START EXTRACTED INFORMATION
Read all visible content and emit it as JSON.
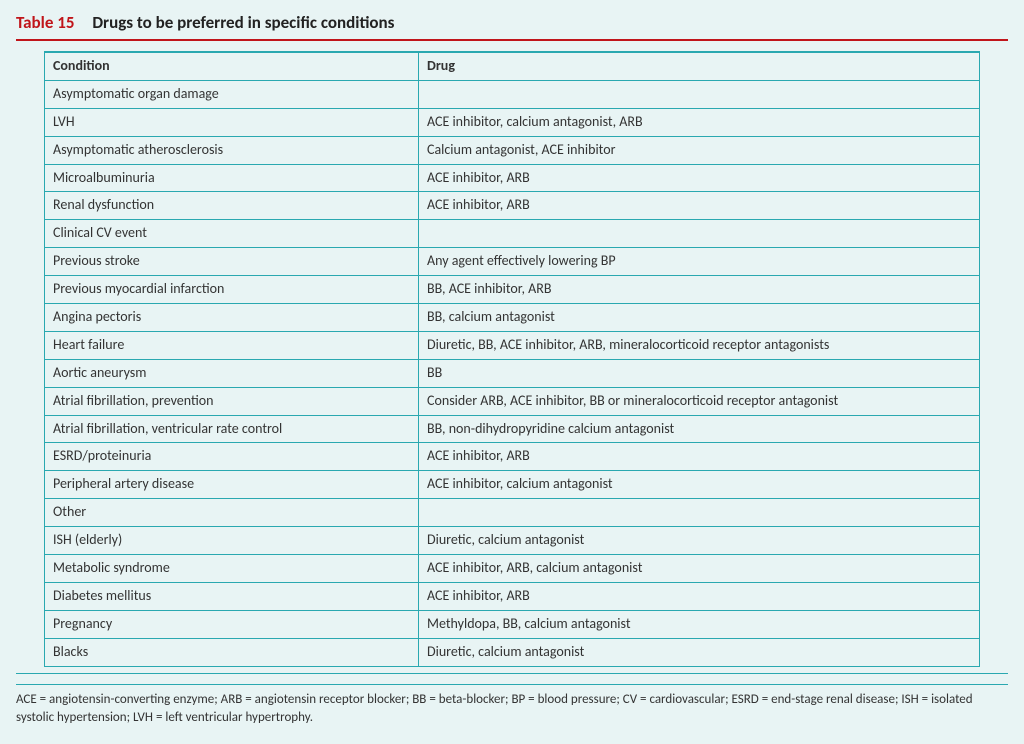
{
  "header": {
    "label": "Table 15",
    "title": "Drugs to be preferred in specific conditions"
  },
  "columns": {
    "condition": "Condition",
    "drug": "Drug"
  },
  "sections": [
    {
      "name": "Asymptomatic organ damage",
      "rows": [
        {
          "condition": "LVH",
          "drug": "ACE inhibitor, calcium antagonist, ARB"
        },
        {
          "condition": "Asymptomatic atherosclerosis",
          "drug": "Calcium antagonist, ACE inhibitor"
        },
        {
          "condition": "Microalbuminuria",
          "drug": "ACE inhibitor, ARB"
        },
        {
          "condition": "Renal dysfunction",
          "drug": "ACE inhibitor, ARB"
        }
      ]
    },
    {
      "name": "Clinical CV event",
      "rows": [
        {
          "condition": "Previous stroke",
          "drug": "Any agent effectively lowering BP"
        },
        {
          "condition": "Previous myocardial infarction",
          "drug": "BB, ACE inhibitor, ARB"
        },
        {
          "condition": "Angina pectoris",
          "drug": "BB, calcium antagonist"
        },
        {
          "condition": "Heart failure",
          "drug": "Diuretic, BB, ACE inhibitor, ARB, mineralocorticoid receptor antagonists"
        },
        {
          "condition": "Aortic aneurysm",
          "drug": "BB"
        },
        {
          "condition": "Atrial fibrillation, prevention",
          "drug": "Consider ARB, ACE inhibitor, BB or mineralocorticoid receptor antagonist"
        },
        {
          "condition": "Atrial fibrillation, ventricular rate control",
          "drug": "BB, non-dihydropyridine calcium antagonist"
        },
        {
          "condition": "ESRD/proteinuria",
          "drug": "ACE inhibitor, ARB"
        },
        {
          "condition": "Peripheral artery disease",
          "drug": "ACE inhibitor, calcium antagonist"
        }
      ]
    },
    {
      "name": "Other",
      "rows": [
        {
          "condition": "ISH (elderly)",
          "drug": "Diuretic, calcium antagonist"
        },
        {
          "condition": "Metabolic syndrome",
          "drug": "ACE inhibitor, ARB, calcium antagonist"
        },
        {
          "condition": "Diabetes mellitus",
          "drug": "ACE inhibitor, ARB"
        },
        {
          "condition": "Pregnancy",
          "drug": "Methyldopa, BB, calcium antagonist"
        },
        {
          "condition": "Blacks",
          "drug": "Diuretic, calcium antagonist"
        }
      ]
    }
  ],
  "footnote": "ACE = angiotensin-converting enzyme; ARB = angiotensin receptor blocker; BB = beta-blocker; BP = blood pressure; CV = cardiovascular; ESRD = end-stage renal disease; ISH = isolated systolic hypertension; LVH = left ventricular hypertrophy.",
  "colors": {
    "accent_red": "#c0151a",
    "teal_border": "#2aa8b0",
    "page_bg": "#e8f4f4"
  }
}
END EXTRACTED INFORMATION
__PROBLEM TO WORK ON__
Pull every line containing the string "mineralocorticoid" out of the data above and copy it.

__SOLUTION TO THIS EXERCISE__
          "drug": "Diuretic, BB, ACE inhibitor, ARB, mineralocorticoid receptor antagonists"
          "drug": "Consider ARB, ACE inhibitor, BB or mineralocorticoid receptor antagonist"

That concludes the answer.